>> start
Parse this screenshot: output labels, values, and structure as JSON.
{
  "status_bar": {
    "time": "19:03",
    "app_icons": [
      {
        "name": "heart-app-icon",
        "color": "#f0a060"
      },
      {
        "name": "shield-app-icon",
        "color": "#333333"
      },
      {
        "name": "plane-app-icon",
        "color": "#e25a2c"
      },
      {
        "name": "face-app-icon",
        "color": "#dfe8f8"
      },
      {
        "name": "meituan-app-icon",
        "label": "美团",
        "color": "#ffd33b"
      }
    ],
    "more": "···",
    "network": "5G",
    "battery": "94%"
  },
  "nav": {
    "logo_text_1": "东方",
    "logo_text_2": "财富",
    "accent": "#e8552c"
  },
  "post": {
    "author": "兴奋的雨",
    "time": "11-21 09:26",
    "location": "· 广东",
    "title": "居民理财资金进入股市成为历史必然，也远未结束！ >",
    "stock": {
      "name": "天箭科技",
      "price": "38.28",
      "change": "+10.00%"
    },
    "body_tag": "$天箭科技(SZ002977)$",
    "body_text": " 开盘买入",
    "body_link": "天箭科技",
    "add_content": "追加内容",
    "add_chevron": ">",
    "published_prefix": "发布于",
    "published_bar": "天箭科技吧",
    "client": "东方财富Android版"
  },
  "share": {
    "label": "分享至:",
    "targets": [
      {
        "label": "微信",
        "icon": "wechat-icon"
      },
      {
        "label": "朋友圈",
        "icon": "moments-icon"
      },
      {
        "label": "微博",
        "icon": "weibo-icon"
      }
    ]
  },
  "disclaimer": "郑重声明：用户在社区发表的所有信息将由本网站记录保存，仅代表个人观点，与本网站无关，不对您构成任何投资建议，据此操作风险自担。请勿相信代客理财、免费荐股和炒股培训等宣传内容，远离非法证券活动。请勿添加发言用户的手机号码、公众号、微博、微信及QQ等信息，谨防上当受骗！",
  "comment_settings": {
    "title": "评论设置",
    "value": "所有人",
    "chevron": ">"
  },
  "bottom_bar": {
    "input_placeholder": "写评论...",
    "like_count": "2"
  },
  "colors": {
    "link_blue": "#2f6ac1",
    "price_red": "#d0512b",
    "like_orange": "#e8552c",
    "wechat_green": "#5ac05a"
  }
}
>> end
What is needed:
Output the entries verbatim.

Solution to the problem:
Parse this screenshot: output labels, values, and structure as JSON.
{
  "status_bar": {
    "time": "19:03",
    "app_icons": [
      {
        "name": "heart-app-icon",
        "color": "#f0a060"
      },
      {
        "name": "shield-app-icon",
        "color": "#333333"
      },
      {
        "name": "plane-app-icon",
        "color": "#e25a2c"
      },
      {
        "name": "face-app-icon",
        "color": "#dfe8f8"
      },
      {
        "name": "meituan-app-icon",
        "label": "美团",
        "color": "#ffd33b"
      }
    ],
    "more": "···",
    "network": "5G",
    "battery": "94%"
  },
  "nav": {
    "logo_text_1": "东方",
    "logo_text_2": "财富",
    "accent": "#e8552c"
  },
  "post": {
    "author": "兴奋的雨",
    "time": "11-21 09:26",
    "location": "· 广东",
    "title": "居民理财资金进入股市成为历史必然，也远未结束！ >",
    "stock": {
      "name": "天箭科技",
      "price": "38.28",
      "change": "+10.00%"
    },
    "body_tag": "$天箭科技(SZ002977)$",
    "body_text": " 开盘买入",
    "body_link": "天箭科技",
    "add_content": "追加内容",
    "add_chevron": ">",
    "published_prefix": "发布于",
    "published_bar": "天箭科技吧",
    "client": "东方财富Android版"
  },
  "share": {
    "label": "分享至:",
    "targets": [
      {
        "label": "微信",
        "icon": "wechat-icon"
      },
      {
        "label": "朋友圈",
        "icon": "moments-icon"
      },
      {
        "label": "微博",
        "icon": "weibo-icon"
      }
    ]
  },
  "disclaimer": "郑重声明：用户在社区发表的所有信息将由本网站记录保存，仅代表个人观点，与本网站无关，不对您构成任何投资建议，据此操作风险自担。请勿相信代客理财、免费荐股和炒股培训等宣传内容，远离非法证券活动。请勿添加发言用户的手机号码、公众号、微博、微信及QQ等信息，谨防上当受骗！",
  "comment_settings": {
    "title": "评论设置",
    "value": "所有人",
    "chevron": ">"
  },
  "bottom_bar": {
    "input_placeholder": "写评论...",
    "like_count": "2"
  },
  "colors": {
    "link_blue": "#2f6ac1",
    "price_red": "#d0512b",
    "like_orange": "#e8552c",
    "wechat_green": "#5ac05a"
  }
}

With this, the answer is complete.